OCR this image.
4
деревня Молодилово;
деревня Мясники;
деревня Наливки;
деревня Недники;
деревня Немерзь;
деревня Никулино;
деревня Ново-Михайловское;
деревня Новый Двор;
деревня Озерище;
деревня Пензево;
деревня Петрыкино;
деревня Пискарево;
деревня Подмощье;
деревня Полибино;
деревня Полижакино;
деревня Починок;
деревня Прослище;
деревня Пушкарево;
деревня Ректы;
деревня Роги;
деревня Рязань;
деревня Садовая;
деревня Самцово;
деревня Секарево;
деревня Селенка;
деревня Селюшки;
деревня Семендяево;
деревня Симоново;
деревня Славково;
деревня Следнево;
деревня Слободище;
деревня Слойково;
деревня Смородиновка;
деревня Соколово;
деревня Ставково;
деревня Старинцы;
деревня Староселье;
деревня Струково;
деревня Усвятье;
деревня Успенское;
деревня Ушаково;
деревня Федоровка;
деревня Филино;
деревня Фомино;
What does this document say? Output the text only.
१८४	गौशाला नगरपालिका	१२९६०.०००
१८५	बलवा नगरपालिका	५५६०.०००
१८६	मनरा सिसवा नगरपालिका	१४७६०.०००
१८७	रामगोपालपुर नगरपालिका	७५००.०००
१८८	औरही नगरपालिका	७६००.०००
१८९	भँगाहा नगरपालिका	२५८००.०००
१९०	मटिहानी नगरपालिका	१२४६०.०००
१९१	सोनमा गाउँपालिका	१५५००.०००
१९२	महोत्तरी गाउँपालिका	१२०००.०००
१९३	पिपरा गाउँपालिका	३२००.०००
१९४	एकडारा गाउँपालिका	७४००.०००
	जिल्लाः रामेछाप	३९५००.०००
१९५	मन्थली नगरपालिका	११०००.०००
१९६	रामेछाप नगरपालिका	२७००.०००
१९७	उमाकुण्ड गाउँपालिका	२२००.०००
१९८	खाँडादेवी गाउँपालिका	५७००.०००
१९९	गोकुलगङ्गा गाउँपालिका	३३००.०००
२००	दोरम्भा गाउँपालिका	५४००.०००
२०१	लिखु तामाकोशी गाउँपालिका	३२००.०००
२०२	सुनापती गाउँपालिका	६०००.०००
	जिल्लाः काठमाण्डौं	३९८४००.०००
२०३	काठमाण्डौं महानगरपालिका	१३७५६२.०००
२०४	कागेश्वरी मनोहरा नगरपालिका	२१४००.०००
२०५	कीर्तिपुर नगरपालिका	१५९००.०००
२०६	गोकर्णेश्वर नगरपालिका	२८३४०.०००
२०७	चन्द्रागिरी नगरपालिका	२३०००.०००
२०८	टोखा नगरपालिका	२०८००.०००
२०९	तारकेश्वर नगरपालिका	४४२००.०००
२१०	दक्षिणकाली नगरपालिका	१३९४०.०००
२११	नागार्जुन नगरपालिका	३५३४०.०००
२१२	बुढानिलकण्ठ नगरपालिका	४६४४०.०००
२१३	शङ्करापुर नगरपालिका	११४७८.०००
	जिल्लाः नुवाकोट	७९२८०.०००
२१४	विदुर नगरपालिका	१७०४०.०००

OBJECTIVE: Wherever the string "this" appears in the entries above, list that line.

FULL ANSWER:
OCR this image.
What does this document say? Output the text only.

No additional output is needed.